##### Task data

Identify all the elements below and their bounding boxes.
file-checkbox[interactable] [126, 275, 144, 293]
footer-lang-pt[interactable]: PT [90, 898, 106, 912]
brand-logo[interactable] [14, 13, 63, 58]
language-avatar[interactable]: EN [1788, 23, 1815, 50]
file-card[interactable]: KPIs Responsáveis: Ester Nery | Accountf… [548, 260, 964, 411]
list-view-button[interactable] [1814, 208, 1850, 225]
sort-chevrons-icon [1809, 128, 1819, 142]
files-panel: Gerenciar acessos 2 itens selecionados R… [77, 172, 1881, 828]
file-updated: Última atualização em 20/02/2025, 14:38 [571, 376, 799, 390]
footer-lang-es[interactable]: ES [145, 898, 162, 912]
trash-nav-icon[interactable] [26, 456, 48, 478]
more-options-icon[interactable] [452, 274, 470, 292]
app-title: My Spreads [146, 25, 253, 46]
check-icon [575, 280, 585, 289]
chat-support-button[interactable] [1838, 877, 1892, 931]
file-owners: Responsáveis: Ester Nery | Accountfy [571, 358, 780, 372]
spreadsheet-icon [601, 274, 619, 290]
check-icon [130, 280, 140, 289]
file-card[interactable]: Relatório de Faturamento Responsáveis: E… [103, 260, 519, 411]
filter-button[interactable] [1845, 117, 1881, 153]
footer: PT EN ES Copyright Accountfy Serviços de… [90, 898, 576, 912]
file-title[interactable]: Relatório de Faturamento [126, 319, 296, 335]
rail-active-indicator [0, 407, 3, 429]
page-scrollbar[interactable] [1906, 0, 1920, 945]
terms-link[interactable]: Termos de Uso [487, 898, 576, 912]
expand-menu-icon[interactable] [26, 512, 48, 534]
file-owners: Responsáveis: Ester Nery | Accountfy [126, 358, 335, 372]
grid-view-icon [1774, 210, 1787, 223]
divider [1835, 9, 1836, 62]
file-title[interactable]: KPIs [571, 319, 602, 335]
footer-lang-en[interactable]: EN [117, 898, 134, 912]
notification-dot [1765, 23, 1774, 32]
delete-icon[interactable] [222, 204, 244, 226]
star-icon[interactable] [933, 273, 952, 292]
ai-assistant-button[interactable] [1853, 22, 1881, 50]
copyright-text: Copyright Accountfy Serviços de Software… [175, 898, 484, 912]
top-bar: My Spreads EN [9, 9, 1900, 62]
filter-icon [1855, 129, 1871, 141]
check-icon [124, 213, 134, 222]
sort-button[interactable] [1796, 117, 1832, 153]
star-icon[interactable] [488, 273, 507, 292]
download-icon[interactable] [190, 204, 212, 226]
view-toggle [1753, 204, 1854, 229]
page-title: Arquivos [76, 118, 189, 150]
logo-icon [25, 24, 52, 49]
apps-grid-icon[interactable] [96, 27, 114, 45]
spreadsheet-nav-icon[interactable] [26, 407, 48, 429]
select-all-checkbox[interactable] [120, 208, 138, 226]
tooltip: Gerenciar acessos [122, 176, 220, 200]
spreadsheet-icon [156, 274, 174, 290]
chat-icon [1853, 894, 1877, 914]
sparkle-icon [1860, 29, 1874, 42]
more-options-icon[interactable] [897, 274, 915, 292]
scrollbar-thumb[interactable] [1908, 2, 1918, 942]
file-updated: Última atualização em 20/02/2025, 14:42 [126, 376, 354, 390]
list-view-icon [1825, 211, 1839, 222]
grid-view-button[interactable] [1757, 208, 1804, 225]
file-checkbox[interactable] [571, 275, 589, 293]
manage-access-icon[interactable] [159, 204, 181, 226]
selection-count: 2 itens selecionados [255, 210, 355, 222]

##########

Your task:
Reproduce every line of the material above word for word, with nothing added or left out.

Answer to the task:
Identify all the elements below and their bounding boxes.
file-checkbox[interactable] [126, 275, 144, 293]
footer-lang-pt[interactable]: PT [90, 898, 106, 912]
brand-logo[interactable] [14, 13, 63, 58]
language-avatar[interactable]: EN [1788, 23, 1815, 50]
file-card[interactable]: KPIs Responsáveis: Ester Nery | Accountf… [548, 260, 964, 411]
list-view-button[interactable] [1814, 208, 1850, 225]
sort-chevrons-icon [1809, 128, 1819, 142]
files-panel: Gerenciar acessos 2 itens selecionados R… [77, 172, 1881, 828]
file-updated: Última atualização em 20/02/2025, 14:38 [571, 376, 799, 390]
footer-lang-es[interactable]: ES [145, 898, 162, 912]
trash-nav-icon[interactable] [26, 456, 48, 478]
more-options-icon[interactable] [452, 274, 470, 292]
app-title: My Spreads [146, 25, 253, 46]
check-icon [575, 280, 585, 289]
chat-support-button[interactable] [1838, 877, 1892, 931]
file-owners: Responsáveis: Ester Nery | Accountfy [571, 358, 780, 372]
spreadsheet-icon [601, 274, 619, 290]
check-icon [130, 280, 140, 289]
file-card[interactable]: Relatório de Faturamento Responsáveis: E… [103, 260, 519, 411]
filter-button[interactable] [1845, 117, 1881, 153]
footer: PT EN ES Copyright Accountfy Serviços de… [90, 898, 576, 912]
file-title[interactable]: Relatório de Faturamento [126, 319, 296, 335]
rail-active-indicator [0, 407, 3, 429]
page-scrollbar[interactable] [1906, 0, 1920, 945]
terms-link[interactable]: Termos de Uso [487, 898, 576, 912]
expand-menu-icon[interactable] [26, 512, 48, 534]
file-owners: Responsáveis: Ester Nery | Accountfy [126, 358, 335, 372]
grid-view-icon [1774, 210, 1787, 223]
divider [1835, 9, 1836, 62]
file-title[interactable]: KPIs [571, 319, 602, 335]
footer-lang-en[interactable]: EN [117, 898, 134, 912]
notification-dot [1765, 23, 1774, 32]
delete-icon[interactable] [222, 204, 244, 226]
star-icon[interactable] [933, 273, 952, 292]
ai-assistant-button[interactable] [1853, 22, 1881, 50]
copyright-text: Copyright Accountfy Serviços de Software… [175, 898, 484, 912]
top-bar: My Spreads EN [9, 9, 1900, 62]
filter-icon [1855, 129, 1871, 141]
check-icon [124, 213, 134, 222]
sort-button[interactable] [1796, 117, 1832, 153]
star-icon[interactable] [488, 273, 507, 292]
download-icon[interactable] [190, 204, 212, 226]
view-toggle [1753, 204, 1854, 229]
page-title: Arquivos [76, 118, 189, 150]
logo-icon [25, 24, 52, 49]
apps-grid-icon[interactable] [96, 27, 114, 45]
spreadsheet-nav-icon[interactable] [26, 407, 48, 429]
select-all-checkbox[interactable] [120, 208, 138, 226]
tooltip: Gerenciar acessos [122, 176, 220, 200]
spreadsheet-icon [156, 274, 174, 290]
chat-icon [1853, 894, 1877, 914]
sparkle-icon [1860, 29, 1874, 42]
more-options-icon[interactable] [897, 274, 915, 292]
scrollbar-thumb[interactable] [1908, 2, 1918, 942]
file-updated: Última atualização em 20/02/2025, 14:42 [126, 376, 354, 390]
list-view-icon [1825, 211, 1839, 222]
grid-view-button[interactable] [1757, 208, 1804, 225]
file-checkbox[interactable] [571, 275, 589, 293]
manage-access-icon[interactable] [159, 204, 181, 226]
selection-count: 2 itens selecionados [255, 210, 355, 222]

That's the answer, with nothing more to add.